** REQUIREMENT **
Please output the records below in full, exactly as given, but without the images.

Stored records
---------------
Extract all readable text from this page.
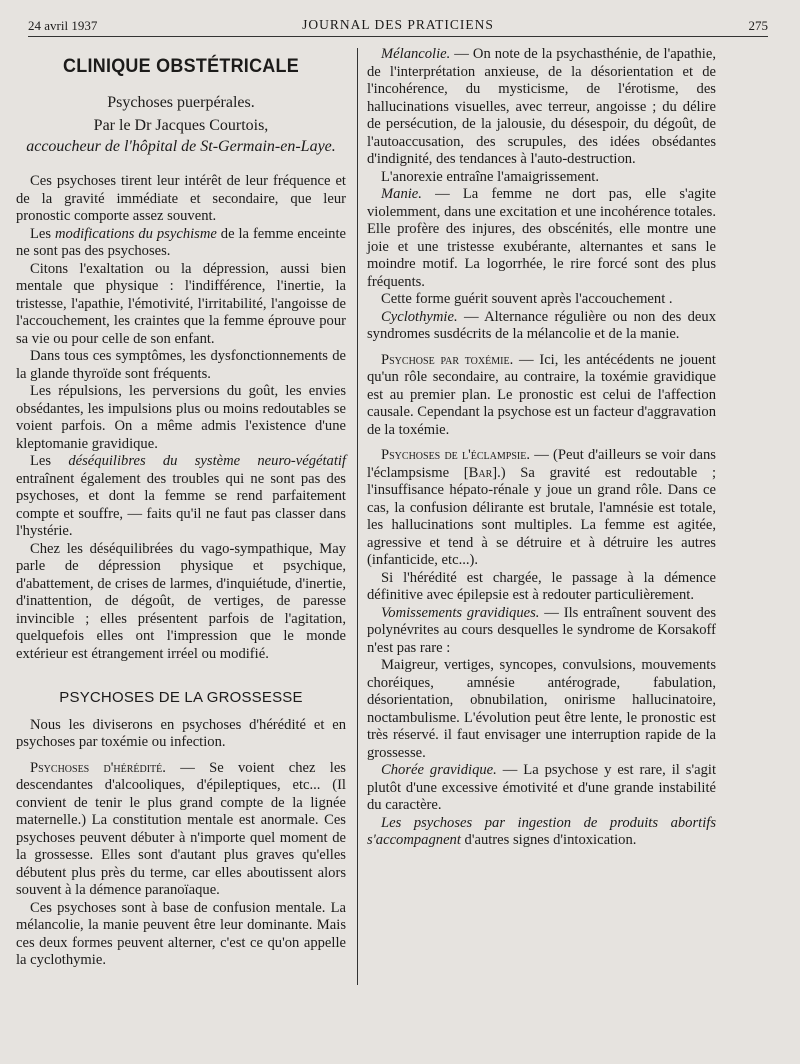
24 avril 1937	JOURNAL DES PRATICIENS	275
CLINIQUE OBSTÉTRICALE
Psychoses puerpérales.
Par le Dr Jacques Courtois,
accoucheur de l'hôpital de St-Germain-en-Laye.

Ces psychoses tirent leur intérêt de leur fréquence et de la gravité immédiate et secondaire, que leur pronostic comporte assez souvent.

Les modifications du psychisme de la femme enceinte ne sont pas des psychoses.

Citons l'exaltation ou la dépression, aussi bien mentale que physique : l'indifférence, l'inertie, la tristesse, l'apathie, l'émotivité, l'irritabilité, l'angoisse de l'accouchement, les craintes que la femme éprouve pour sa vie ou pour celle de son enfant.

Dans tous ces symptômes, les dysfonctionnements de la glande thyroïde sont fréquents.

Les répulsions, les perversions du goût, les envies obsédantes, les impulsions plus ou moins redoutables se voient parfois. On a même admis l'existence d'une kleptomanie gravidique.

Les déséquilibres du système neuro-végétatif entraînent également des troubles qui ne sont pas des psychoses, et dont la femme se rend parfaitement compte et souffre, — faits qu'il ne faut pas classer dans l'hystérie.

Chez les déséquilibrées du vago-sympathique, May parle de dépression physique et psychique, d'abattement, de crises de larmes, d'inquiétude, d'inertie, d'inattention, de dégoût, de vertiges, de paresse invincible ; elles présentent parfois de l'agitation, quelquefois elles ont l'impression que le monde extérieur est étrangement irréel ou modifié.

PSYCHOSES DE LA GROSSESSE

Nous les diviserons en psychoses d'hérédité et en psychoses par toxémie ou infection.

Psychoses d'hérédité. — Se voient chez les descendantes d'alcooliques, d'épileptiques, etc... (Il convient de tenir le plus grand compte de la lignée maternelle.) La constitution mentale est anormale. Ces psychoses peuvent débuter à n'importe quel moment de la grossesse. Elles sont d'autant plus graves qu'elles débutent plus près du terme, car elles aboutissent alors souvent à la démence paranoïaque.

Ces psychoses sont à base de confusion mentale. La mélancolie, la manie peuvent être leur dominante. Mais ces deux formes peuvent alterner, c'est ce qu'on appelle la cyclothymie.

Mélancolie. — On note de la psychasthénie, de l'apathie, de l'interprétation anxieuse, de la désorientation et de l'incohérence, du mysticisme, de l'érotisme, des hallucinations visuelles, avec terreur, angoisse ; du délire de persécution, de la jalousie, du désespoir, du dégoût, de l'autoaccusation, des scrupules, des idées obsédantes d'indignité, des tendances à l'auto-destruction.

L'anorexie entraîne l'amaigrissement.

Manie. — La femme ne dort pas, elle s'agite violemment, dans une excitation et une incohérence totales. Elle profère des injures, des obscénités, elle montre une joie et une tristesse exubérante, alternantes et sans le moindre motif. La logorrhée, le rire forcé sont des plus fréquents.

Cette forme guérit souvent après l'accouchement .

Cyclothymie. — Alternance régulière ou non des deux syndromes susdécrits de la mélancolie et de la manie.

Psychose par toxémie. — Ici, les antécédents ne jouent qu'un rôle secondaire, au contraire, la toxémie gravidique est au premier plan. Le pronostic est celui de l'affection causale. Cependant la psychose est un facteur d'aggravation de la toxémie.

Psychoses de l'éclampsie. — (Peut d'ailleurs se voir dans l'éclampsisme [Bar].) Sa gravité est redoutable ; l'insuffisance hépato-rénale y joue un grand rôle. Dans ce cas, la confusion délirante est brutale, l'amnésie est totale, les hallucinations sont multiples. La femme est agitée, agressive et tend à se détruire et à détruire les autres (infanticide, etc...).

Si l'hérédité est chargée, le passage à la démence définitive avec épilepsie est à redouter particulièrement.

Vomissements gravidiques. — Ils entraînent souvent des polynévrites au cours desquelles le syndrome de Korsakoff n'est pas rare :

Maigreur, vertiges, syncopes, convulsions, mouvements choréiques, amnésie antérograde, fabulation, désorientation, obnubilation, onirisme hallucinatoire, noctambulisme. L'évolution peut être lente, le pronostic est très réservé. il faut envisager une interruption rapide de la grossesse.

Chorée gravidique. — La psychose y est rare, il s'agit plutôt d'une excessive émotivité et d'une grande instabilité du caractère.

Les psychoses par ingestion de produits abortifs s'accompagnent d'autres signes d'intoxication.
---------------
** FULL RESPONSE **
Extract all readable text from this page.
24 avril 1937	JOURNAL DES PRATICIENS	275
CLINIQUE OBSTÉTRICALE
Psychoses puerpérales.
Par le Dr Jacques Courtois,
accoucheur de l'hôpital de St-Germain-en-Laye.

Ces psychoses tirent leur intérêt de leur fréquence et de la gravité immédiate et secondaire, que leur pronostic comporte assez souvent.

Les modifications du psychisme de la femme enceinte ne sont pas des psychoses.

Citons l'exaltation ou la dépression, aussi bien mentale que physique : l'indifférence, l'inertie, la tristesse, l'apathie, l'émotivité, l'irritabilité, l'angoisse de l'accouchement, les craintes que la femme éprouve pour sa vie ou pour celle de son enfant.

Dans tous ces symptômes, les dysfonctionnements de la glande thyroïde sont fréquents.

Les répulsions, les perversions du goût, les envies obsédantes, les impulsions plus ou moins redoutables se voient parfois. On a même admis l'existence d'une kleptomanie gravidique.

Les déséquilibres du système neuro-végétatif entraînent également des troubles qui ne sont pas des psychoses, et dont la femme se rend parfaitement compte et souffre, — faits qu'il ne faut pas classer dans l'hystérie.

Chez les déséquilibrées du vago-sympathique, May parle de dépression physique et psychique, d'abattement, de crises de larmes, d'inquiétude, d'inertie, d'inattention, de dégoût, de vertiges, de paresse invincible ; elles présentent parfois de l'agitation, quelquefois elles ont l'impression que le monde extérieur est étrangement irréel ou modifié.

PSYCHOSES DE LA GROSSESSE

Nous les diviserons en psychoses d'hérédité et en psychoses par toxémie ou infection.

Psychoses d'hérédité. — Se voient chez les descendantes d'alcooliques, d'épileptiques, etc... (Il convient de tenir le plus grand compte de la lignée maternelle.) La constitution mentale est anormale. Ces psychoses peuvent débuter à n'importe quel moment de la grossesse. Elles sont d'autant plus graves qu'elles débutent plus près du terme, car elles aboutissent alors souvent à la démence paranoïaque.

Ces psychoses sont à base de confusion mentale. La mélancolie, la manie peuvent être leur dominante. Mais ces deux formes peuvent alterner, c'est ce qu'on appelle la cyclothymie.

Mélancolie. — On note de la psychasthénie, de l'apathie, de l'interprétation anxieuse, de la désorientation et de l'incohérence, du mysticisme, de l'érotisme, des hallucinations visuelles, avec terreur, angoisse ; du délire de persécution, de la jalousie, du désespoir, du dégoût, de l'autoaccusation, des scrupules, des idées obsédantes d'indignité, des tendances à l'auto-destruction.

L'anorexie entraîne l'amaigrissement.

Manie. — La femme ne dort pas, elle s'agite violemment, dans une excitation et une incohérence totales. Elle profère des injures, des obscénités, elle montre une joie et une tristesse exubérante, alternantes et sans le moindre motif. La logorrhée, le rire forcé sont des plus fréquents.

Cette forme guérit souvent après l'accouchement .

Cyclothymie. — Alternance régulière ou non des deux syndromes susdécrits de la mélancolie et de la manie.

Psychose par toxémie. — Ici, les antécédents ne jouent qu'un rôle secondaire, au contraire, la toxémie gravidique est au premier plan. Le pronostic est celui de l'affection causale. Cependant la psychose est un facteur d'aggravation de la toxémie.

Psychoses de l'éclampsie. — (Peut d'ailleurs se voir dans l'éclampsisme [Bar].) Sa gravité est redoutable ; l'insuffisance hépato-rénale y joue un grand rôle. Dans ce cas, la confusion délirante est brutale, l'amnésie est totale, les hallucinations sont multiples. La femme est agitée, agressive et tend à se détruire et à détruire les autres (infanticide, etc...).

Si l'hérédité est chargée, le passage à la démence définitive avec épilepsie est à redouter particulièrement.

Vomissements gravidiques. — Ils entraînent souvent des polynévrites au cours desquelles le syndrome de Korsakoff n'est pas rare :

Maigreur, vertiges, syncopes, convulsions, mouvements choréiques, amnésie antérograde, fabulation, désorientation, obnubilation, onirisme hallucinatoire, noctambulisme. L'évolution peut être lente, le pronostic est très réservé. il faut envisager une interruption rapide de la grossesse.

Chorée gravidique. — La psychose y est rare, il s'agit plutôt d'une excessive émotivité et d'une grande instabilité du caractère.

Les psychoses par ingestion de produits abortifs s'accompagnent d'autres signes d'intoxication.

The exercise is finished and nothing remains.